_Stated problem_
Find all lines in the records that include the word "structure", and copy them out.

_Excerpted records_

┄┄┄┄┄┄

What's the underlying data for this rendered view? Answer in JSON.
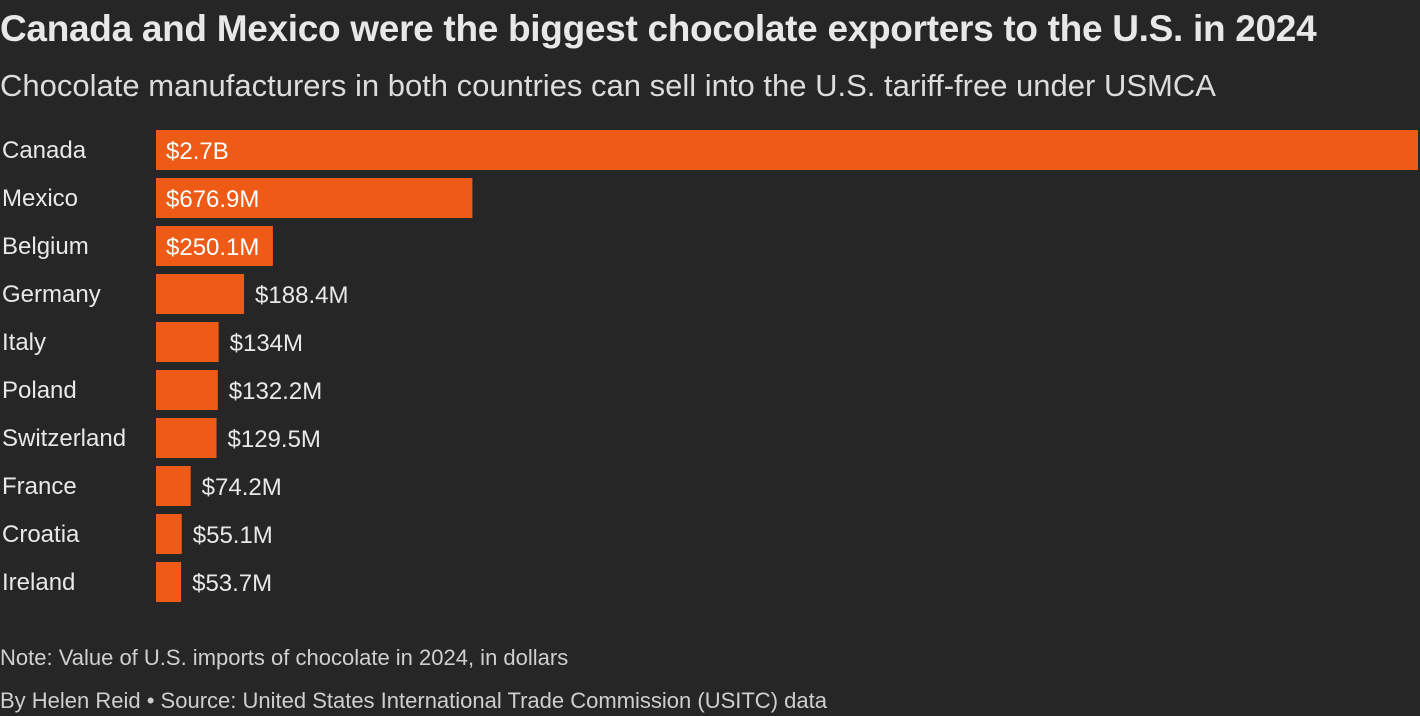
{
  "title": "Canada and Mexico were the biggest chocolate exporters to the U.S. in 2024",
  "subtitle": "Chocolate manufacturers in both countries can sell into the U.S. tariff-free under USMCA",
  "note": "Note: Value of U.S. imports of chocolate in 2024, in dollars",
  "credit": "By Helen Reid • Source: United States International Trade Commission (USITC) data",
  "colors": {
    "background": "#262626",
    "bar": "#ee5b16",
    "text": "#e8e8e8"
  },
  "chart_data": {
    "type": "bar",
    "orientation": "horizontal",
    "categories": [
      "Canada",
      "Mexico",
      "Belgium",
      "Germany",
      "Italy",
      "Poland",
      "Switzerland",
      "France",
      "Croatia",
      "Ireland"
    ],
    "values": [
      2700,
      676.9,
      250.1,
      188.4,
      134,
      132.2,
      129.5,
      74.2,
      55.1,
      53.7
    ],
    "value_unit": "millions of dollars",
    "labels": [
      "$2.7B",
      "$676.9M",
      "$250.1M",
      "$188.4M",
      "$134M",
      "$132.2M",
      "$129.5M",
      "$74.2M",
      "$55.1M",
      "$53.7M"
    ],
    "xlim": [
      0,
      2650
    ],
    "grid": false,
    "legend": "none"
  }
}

┄┄┄┄┄┄

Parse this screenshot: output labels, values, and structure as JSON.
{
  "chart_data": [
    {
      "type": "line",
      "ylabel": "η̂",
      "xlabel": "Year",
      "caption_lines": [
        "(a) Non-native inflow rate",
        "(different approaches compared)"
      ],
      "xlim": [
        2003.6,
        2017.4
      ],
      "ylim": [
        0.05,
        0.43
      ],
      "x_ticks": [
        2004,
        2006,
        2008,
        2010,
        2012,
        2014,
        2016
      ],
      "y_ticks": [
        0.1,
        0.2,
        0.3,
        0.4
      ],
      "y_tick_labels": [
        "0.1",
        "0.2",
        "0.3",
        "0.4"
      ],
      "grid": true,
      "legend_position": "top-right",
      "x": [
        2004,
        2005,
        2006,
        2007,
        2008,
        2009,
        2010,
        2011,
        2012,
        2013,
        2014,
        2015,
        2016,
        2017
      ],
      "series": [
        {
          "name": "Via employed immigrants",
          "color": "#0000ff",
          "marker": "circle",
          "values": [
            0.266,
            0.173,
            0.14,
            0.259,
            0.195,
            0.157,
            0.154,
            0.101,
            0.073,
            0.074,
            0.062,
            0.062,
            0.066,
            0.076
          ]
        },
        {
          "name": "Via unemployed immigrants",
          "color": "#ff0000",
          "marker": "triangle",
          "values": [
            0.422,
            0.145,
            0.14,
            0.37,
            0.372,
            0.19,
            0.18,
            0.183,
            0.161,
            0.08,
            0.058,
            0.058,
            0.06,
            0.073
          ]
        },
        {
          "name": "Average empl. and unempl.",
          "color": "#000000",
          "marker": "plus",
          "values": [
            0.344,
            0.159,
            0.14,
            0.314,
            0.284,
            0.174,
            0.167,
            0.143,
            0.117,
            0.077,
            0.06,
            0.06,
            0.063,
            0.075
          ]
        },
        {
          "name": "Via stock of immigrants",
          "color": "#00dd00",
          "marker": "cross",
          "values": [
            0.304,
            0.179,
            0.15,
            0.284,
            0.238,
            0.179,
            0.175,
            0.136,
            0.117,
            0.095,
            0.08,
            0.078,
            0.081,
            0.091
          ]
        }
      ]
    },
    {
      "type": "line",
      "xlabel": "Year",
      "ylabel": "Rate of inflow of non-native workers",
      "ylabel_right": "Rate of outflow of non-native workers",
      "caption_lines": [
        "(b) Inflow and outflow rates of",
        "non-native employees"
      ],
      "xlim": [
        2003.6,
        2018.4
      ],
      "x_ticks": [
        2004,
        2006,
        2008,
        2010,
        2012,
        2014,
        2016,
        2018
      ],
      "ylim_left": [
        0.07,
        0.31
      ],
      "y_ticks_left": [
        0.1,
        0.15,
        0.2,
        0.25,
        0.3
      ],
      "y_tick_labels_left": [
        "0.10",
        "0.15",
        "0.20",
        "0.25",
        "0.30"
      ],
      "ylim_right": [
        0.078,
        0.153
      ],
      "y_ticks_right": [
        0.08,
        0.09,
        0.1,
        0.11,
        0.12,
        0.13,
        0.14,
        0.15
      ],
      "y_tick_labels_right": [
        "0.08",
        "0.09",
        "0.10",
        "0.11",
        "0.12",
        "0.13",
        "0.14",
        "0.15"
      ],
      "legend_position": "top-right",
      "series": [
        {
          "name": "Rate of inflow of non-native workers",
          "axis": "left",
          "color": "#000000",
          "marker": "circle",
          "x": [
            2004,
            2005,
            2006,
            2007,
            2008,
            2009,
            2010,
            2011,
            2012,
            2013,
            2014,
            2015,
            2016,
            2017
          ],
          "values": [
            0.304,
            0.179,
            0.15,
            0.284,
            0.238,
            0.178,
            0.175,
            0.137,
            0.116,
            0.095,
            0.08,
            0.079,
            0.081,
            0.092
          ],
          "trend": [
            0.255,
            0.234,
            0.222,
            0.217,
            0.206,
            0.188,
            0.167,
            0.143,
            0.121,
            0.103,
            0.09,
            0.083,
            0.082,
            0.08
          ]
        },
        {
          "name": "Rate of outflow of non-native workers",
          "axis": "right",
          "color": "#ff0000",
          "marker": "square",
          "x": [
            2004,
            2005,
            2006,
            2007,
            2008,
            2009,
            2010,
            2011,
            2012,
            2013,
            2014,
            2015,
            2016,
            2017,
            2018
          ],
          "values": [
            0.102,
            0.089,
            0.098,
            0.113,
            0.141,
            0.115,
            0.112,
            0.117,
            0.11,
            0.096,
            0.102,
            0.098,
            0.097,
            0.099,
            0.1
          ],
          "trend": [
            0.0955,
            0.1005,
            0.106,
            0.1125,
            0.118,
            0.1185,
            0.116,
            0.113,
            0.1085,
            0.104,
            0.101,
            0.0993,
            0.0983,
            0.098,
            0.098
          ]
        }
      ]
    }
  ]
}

┄┄┄┄┄┄

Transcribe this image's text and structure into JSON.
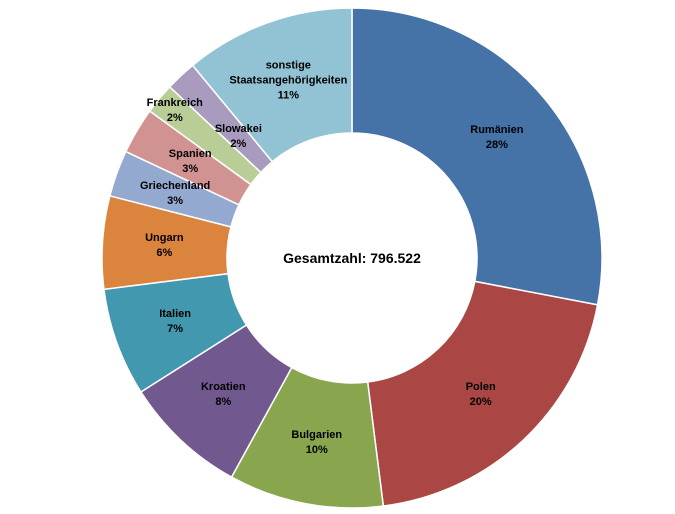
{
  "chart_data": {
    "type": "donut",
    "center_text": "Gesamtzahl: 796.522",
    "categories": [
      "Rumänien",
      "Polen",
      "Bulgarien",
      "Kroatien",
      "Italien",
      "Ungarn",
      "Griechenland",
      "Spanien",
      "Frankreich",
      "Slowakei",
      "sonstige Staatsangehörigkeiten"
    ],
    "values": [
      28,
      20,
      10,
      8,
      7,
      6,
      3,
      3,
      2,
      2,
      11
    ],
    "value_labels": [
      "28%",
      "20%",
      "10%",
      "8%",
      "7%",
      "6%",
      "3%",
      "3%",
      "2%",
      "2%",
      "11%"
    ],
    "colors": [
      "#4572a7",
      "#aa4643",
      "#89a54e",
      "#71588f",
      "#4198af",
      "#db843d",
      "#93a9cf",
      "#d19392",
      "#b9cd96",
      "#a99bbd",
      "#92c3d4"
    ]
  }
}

┄┄┄┄┄┄

_The solution_
Parse this screenshot: output labels, values, and structure as JSON.
Transcribe this image's text and structure into JSON.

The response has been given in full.